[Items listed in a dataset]
[Start of Attachment]
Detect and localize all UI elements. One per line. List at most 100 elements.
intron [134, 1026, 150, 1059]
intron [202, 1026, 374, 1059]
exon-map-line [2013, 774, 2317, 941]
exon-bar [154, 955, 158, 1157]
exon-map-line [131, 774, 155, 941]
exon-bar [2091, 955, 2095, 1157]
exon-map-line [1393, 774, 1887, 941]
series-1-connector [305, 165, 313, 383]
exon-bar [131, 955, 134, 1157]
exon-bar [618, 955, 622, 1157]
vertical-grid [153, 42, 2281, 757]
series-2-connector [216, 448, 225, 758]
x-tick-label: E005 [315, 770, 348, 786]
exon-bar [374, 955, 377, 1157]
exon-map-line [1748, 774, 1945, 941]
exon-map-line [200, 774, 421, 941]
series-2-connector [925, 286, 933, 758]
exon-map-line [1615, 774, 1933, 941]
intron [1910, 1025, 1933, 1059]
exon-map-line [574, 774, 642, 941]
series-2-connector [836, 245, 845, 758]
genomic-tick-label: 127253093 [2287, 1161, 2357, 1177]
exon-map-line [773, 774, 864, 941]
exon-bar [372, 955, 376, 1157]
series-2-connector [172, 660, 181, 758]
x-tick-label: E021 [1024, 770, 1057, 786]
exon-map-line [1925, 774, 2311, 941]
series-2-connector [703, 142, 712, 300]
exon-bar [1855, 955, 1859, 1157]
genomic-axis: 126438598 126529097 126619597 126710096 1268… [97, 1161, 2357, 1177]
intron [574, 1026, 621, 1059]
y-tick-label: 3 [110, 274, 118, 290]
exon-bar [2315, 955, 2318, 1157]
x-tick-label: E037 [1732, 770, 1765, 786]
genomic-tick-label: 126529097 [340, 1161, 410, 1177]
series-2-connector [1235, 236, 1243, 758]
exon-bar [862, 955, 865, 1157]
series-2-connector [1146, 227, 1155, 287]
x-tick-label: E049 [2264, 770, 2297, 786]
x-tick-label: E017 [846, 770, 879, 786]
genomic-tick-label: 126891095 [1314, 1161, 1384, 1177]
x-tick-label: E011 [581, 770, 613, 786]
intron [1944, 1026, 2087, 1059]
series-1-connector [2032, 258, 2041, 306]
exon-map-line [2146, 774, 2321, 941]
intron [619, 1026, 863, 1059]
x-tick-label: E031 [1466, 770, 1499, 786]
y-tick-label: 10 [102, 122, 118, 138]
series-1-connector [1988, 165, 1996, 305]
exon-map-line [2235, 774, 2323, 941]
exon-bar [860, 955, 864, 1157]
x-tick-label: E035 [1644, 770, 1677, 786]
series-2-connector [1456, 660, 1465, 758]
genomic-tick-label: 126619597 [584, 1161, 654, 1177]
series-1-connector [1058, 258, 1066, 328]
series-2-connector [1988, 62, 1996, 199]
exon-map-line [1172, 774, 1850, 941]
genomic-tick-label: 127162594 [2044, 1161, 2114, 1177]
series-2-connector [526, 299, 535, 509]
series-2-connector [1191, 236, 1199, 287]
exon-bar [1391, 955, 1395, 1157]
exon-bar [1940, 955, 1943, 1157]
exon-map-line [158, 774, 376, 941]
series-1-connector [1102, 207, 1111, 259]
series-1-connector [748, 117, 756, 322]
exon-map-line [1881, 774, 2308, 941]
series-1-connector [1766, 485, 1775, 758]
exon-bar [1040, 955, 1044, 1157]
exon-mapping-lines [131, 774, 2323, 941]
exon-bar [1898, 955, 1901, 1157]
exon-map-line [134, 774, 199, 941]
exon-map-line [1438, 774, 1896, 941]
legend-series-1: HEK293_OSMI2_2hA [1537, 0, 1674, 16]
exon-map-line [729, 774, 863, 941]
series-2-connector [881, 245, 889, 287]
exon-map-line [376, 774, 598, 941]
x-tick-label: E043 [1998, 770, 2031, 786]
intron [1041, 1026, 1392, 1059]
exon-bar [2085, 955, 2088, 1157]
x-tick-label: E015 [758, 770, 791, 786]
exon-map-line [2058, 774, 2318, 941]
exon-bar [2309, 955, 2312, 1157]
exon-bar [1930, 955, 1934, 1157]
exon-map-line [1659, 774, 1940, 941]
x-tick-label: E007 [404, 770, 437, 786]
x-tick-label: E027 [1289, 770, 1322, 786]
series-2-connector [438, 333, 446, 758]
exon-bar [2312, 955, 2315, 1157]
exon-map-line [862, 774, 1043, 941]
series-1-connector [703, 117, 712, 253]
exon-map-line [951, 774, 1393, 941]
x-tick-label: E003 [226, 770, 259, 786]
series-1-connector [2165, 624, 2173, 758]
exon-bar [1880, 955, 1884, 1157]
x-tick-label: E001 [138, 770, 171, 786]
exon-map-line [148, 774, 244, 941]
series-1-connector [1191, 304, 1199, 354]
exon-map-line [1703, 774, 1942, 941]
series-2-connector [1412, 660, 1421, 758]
[End of Attachment]
• What you should do
List all lines from the entries that include the word "genomic".

• Task solution
genomic-tick-label: 127253093 [2287, 1161, 2357, 1177]
genomic-axis: 126438598 126529097 126619597 126710096 1268… [97, 1161, 2357, 1177]
genomic-tick-label: 126529097 [340, 1161, 410, 1177]
genomic-tick-label: 126891095 [1314, 1161, 1384, 1177]
genomic-tick-label: 126619597 [584, 1161, 654, 1177]
genomic-tick-label: 127162594 [2044, 1161, 2114, 1177]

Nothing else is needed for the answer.